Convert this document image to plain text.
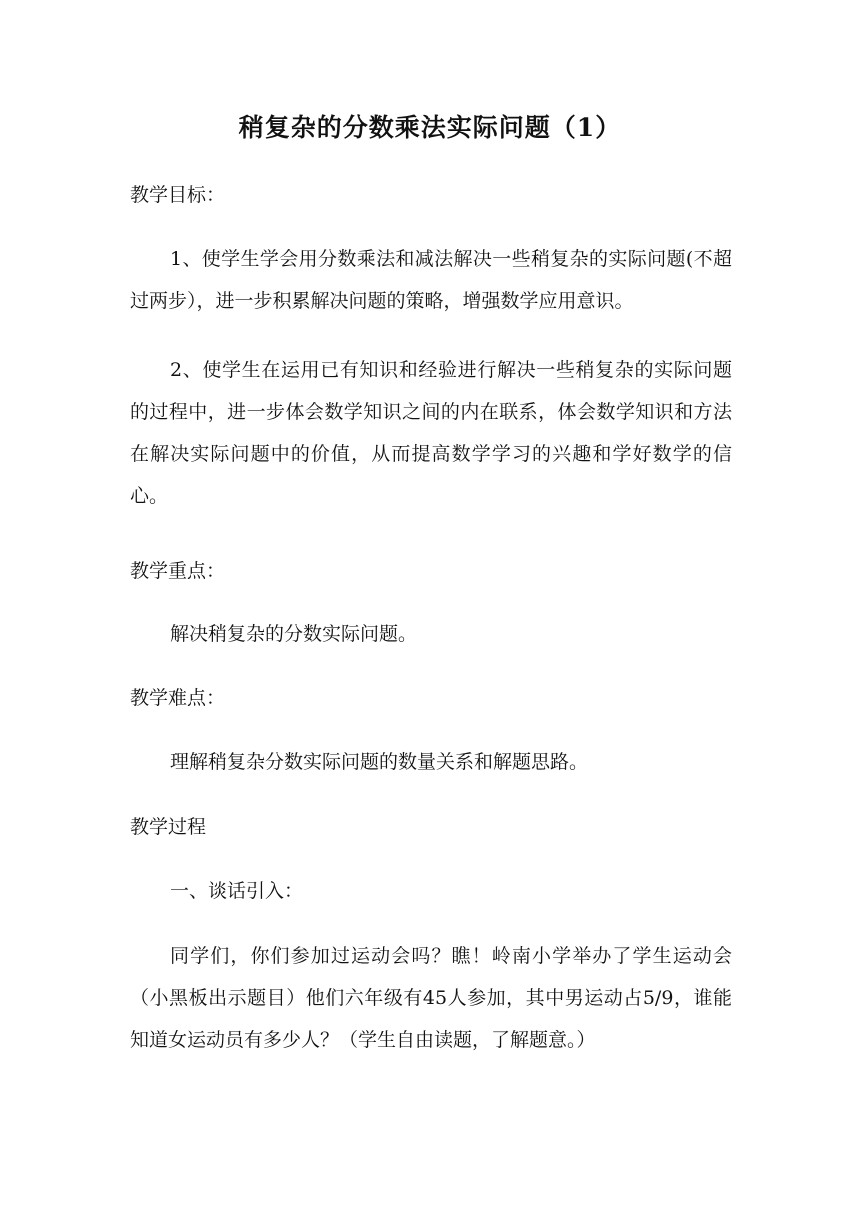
稍复杂的分数乘法实际问题（1）
教学目标：
1、使学生学会用分数乘法和减法解决一些稍复杂的实际问题(不超过两步），进一步积累解决问题的策略，增强数学应用意识。
2、使学生在运用已有知识和经验进行解决一些稍复杂的实际问题的过程中，进一步体会数学知识之间的内在联系，体会数学知识和方法在解决实际问题中的价值，从而提高数学学习的兴趣和学好数学的信心。
教学重点：
解决稍复杂的分数实际问题。
教学难点：
理解稍复杂分数实际问题的数量关系和解题思路。
教学过程
一、谈话引入：
同学们，你们参加过运动会吗？瞧！岭南小学举办了学生运动会（小黑板出示题目）他们六年级有45人参加，其中男运动占5/9，谁能知道女运动员有多少人？（学生自由读题，了解题意。）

*****

Given instruction ▸ Transcribe every line in the entries above, taking out only the images.

Final result ▸
Convert this document image to plain text.
稍复杂的分数乘法实际问题（1）
教学目标：
1、使学生学会用分数乘法和减法解决一些稍复杂的实际问题(不超过两步），进一步积累解决问题的策略，增强数学应用意识。
2、使学生在运用已有知识和经验进行解决一些稍复杂的实际问题的过程中，进一步体会数学知识之间的内在联系，体会数学知识和方法在解决实际问题中的价值，从而提高数学学习的兴趣和学好数学的信心。
教学重点：
解决稍复杂的分数实际问题。
教学难点：
理解稍复杂分数实际问题的数量关系和解题思路。
教学过程
一、谈话引入：
同学们，你们参加过运动会吗？瞧！岭南小学举办了学生运动会（小黑板出示题目）他们六年级有45人参加，其中男运动占5/9，谁能知道女运动员有多少人？（学生自由读题，了解题意。）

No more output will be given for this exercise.